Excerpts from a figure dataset
— Begin —

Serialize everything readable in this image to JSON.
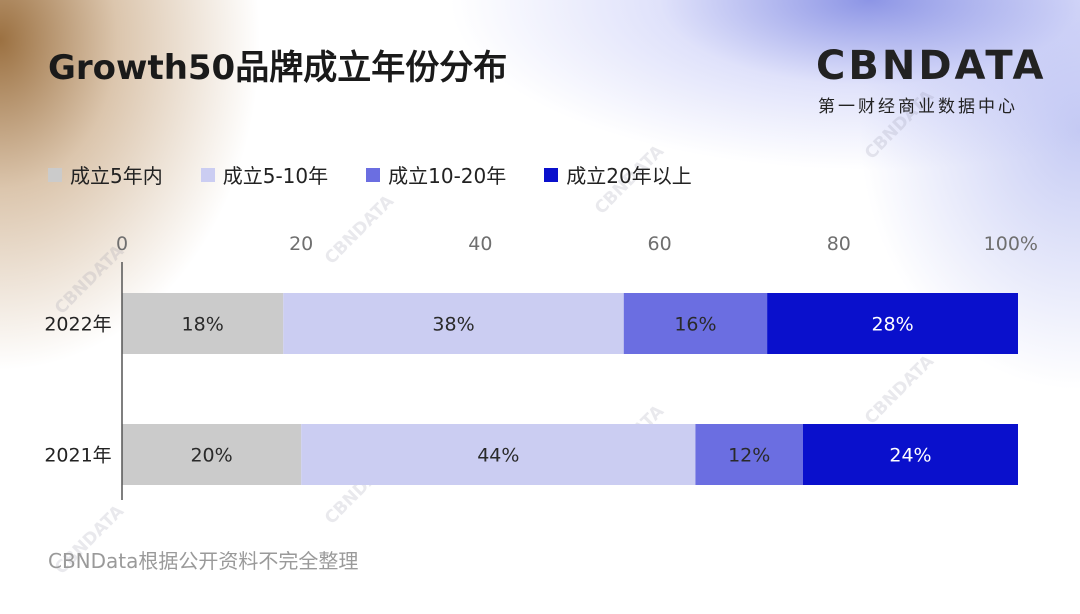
{
  "title": "Growth50品牌成立年份分布",
  "logo": {
    "wordmark": "CBNDATA",
    "subtitle": "第一财经商业数据中心"
  },
  "watermark_text": "CBNDATA",
  "source": "CBNData根据公开资料不完全整理",
  "colors": {
    "within_5": "#cbcbcb",
    "y5_10": "#cbcdf2",
    "y10_20": "#6b6ee1",
    "over_20": "#0a10cc"
  },
  "chart_data": {
    "type": "bar",
    "orientation": "horizontal",
    "stacked": true,
    "title": "Growth50品牌成立年份分布",
    "categories": [
      "2022年",
      "2021年"
    ],
    "series": [
      {
        "name": "成立5年内",
        "values": [
          18,
          20
        ],
        "labels": [
          "18%",
          "20%"
        ],
        "color": "#cbcbcb",
        "label_color": "#2a2a2a"
      },
      {
        "name": "成立5-10年",
        "values": [
          38,
          44
        ],
        "labels": [
          "38%",
          "44%"
        ],
        "color": "#cbcdf2",
        "label_color": "#2a2a2a"
      },
      {
        "name": "成立10-20年",
        "values": [
          16,
          12
        ],
        "labels": [
          "16%",
          "12%"
        ],
        "color": "#6b6ee1",
        "label_color": "#2a2a2a"
      },
      {
        "name": "成立20年以上",
        "values": [
          28,
          24
        ],
        "labels": [
          "28%",
          "24%"
        ],
        "color": "#0a10cc",
        "label_color": "#ffffff"
      }
    ],
    "x_ticks": [
      0,
      20,
      40,
      60,
      80,
      100
    ],
    "x_tick_labels": [
      "0",
      "20",
      "40",
      "60",
      "80",
      "100%"
    ],
    "xlim": [
      0,
      100
    ],
    "legend_position": "top-left",
    "grid": false
  }
}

— End —

_EXERCISE BRIEF_:
Give the data again exactly as written, with all pictures left out.

_ANSWER FOR THE TASK_:
Serialize everything readable in this image to JSON.
{
  "title": "Growth50品牌成立年份分布",
  "logo": {
    "wordmark": "CBNDATA",
    "subtitle": "第一财经商业数据中心"
  },
  "watermark_text": "CBNDATA",
  "source": "CBNData根据公开资料不完全整理",
  "colors": {
    "within_5": "#cbcbcb",
    "y5_10": "#cbcdf2",
    "y10_20": "#6b6ee1",
    "over_20": "#0a10cc"
  },
  "chart_data": {
    "type": "bar",
    "orientation": "horizontal",
    "stacked": true,
    "title": "Growth50品牌成立年份分布",
    "categories": [
      "2022年",
      "2021年"
    ],
    "series": [
      {
        "name": "成立5年内",
        "values": [
          18,
          20
        ],
        "labels": [
          "18%",
          "20%"
        ],
        "color": "#cbcbcb",
        "label_color": "#2a2a2a"
      },
      {
        "name": "成立5-10年",
        "values": [
          38,
          44
        ],
        "labels": [
          "38%",
          "44%"
        ],
        "color": "#cbcdf2",
        "label_color": "#2a2a2a"
      },
      {
        "name": "成立10-20年",
        "values": [
          16,
          12
        ],
        "labels": [
          "16%",
          "12%"
        ],
        "color": "#6b6ee1",
        "label_color": "#2a2a2a"
      },
      {
        "name": "成立20年以上",
        "values": [
          28,
          24
        ],
        "labels": [
          "28%",
          "24%"
        ],
        "color": "#0a10cc",
        "label_color": "#ffffff"
      }
    ],
    "x_ticks": [
      0,
      20,
      40,
      60,
      80,
      100
    ],
    "x_tick_labels": [
      "0",
      "20",
      "40",
      "60",
      "80",
      "100%"
    ],
    "xlim": [
      0,
      100
    ],
    "legend_position": "top-left",
    "grid": false
  }
}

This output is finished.